▶ [Material for the task]
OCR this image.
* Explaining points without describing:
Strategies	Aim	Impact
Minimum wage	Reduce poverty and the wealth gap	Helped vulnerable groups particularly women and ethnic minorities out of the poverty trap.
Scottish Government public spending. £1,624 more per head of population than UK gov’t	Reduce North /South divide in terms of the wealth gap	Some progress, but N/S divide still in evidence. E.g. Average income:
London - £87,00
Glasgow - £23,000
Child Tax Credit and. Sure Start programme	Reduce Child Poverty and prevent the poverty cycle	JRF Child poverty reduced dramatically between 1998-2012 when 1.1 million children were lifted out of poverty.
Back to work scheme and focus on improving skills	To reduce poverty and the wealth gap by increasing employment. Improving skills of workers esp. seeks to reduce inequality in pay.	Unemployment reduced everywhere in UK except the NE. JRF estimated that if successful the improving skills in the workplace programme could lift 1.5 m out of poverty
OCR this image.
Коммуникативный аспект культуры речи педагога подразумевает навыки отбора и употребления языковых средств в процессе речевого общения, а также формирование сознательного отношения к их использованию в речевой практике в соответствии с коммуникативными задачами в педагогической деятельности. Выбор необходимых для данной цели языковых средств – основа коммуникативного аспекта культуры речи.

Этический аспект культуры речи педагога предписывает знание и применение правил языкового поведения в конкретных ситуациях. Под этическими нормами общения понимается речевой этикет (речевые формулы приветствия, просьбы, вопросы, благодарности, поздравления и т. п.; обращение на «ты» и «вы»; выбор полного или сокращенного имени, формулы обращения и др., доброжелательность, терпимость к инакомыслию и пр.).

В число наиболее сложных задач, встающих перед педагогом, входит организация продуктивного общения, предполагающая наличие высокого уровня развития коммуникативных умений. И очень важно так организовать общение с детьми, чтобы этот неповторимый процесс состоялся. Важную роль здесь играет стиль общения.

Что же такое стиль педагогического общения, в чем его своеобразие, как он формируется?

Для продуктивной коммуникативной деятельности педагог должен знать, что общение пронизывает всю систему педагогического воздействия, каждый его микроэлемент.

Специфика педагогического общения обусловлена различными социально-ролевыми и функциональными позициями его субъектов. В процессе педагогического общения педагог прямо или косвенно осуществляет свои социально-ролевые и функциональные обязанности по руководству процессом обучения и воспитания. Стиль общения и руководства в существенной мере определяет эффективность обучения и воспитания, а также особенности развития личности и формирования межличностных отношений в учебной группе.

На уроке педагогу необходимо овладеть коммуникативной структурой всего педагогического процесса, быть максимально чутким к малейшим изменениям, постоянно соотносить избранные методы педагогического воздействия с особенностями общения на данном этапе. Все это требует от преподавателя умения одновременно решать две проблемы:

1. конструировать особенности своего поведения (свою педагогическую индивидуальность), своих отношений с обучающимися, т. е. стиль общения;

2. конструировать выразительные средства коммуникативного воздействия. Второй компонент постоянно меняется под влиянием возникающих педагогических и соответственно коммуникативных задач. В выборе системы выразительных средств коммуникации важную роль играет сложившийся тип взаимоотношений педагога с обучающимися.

▶ [Your task] Every record above should be copied exactly.

▶ [Task response]
OCR this image.
* Explaining points without describing:
Strategies	Aim	Impact
Minimum wage	Reduce poverty and the wealth gap	Helped vulnerable groups particularly women and ethnic minorities out of the poverty trap.
Scottish Government public spending. £1,624 more per head of population than UK gov’t	Reduce North /South divide in terms of the wealth gap	Some progress, but N/S divide still in evidence. E.g. Average income:
London - £87,00
Glasgow - £23,000
Child Tax Credit and. Sure Start programme	Reduce Child Poverty and prevent the poverty cycle	JRF Child poverty reduced dramatically between 1998-2012 when 1.1 million children were lifted out of poverty.
Back to work scheme and focus on improving skills	To reduce poverty and the wealth gap by increasing employment. Improving skills of workers esp. seeks to reduce inequality in pay.	Unemployment reduced everywhere in UK except the NE. JRF estimated that if successful the improving skills in the workplace programme could lift 1.5 m out of poverty
OCR this image.
Коммуникативный аспект культуры речи педагога подразумевает навыки отбора и употребления языковых средств в процессе речевого общения, а также формирование сознательного отношения к их использованию в речевой практике в соответствии с коммуникативными задачами в педагогической деятельности. Выбор необходимых для данной цели языковых средств – основа коммуникативного аспекта культуры речи.

Этический аспект культуры речи педагога предписывает знание и применение правил языкового поведения в конкретных ситуациях. Под этическими нормами общения понимается речевой этикет (речевые формулы приветствия, просьбы, вопросы, благодарности, поздравления и т. п.; обращение на «ты» и «вы»; выбор полного или сокращенного имени, формулы обращения и др., доброжелательность, терпимость к инакомыслию и пр.).

В число наиболее сложных задач, встающих перед педагогом, входит организация продуктивного общения, предполагающая наличие высокого уровня развития коммуникативных умений. И очень важно так организовать общение с детьми, чтобы этот неповторимый процесс состоялся. Важную роль здесь играет стиль общения.

Что же такое стиль педагогического общения, в чем его своеобразие, как он формируется?

Для продуктивной коммуникативной деятельности педагог должен знать, что общение пронизывает всю систему педагогического воздействия, каждый его микроэлемент.

Специфика педагогического общения обусловлена различными социально-ролевыми и функциональными позициями его субъектов. В процессе педагогического общения педагог прямо или косвенно осуществляет свои социально-ролевые и функциональные обязанности по руководству процессом обучения и воспитания. Стиль общения и руководства в существенной мере определяет эффективность обучения и воспитания, а также особенности развития личности и формирования межличностных отношений в учебной группе.

На уроке педагогу необходимо овладеть коммуникативной структурой всего педагогического процесса, быть максимально чутким к малейшим изменениям, постоянно соотносить избранные методы педагогического воздействия с особенностями общения на данном этапе. Все это требует от преподавателя умения одновременно решать две проблемы:

1. конструировать особенности своего поведения (свою педагогическую индивидуальность), своих отношений с обучающимися, т. е. стиль общения;

2. конструировать выразительные средства коммуникативного воздействия. Второй компонент постоянно меняется под влиянием возникающих педагогических и соответственно коммуникативных задач. В выборе системы выразительных средств коммуникации важную роль играет сложившийся тип взаимоотношений педагога с обучающимися.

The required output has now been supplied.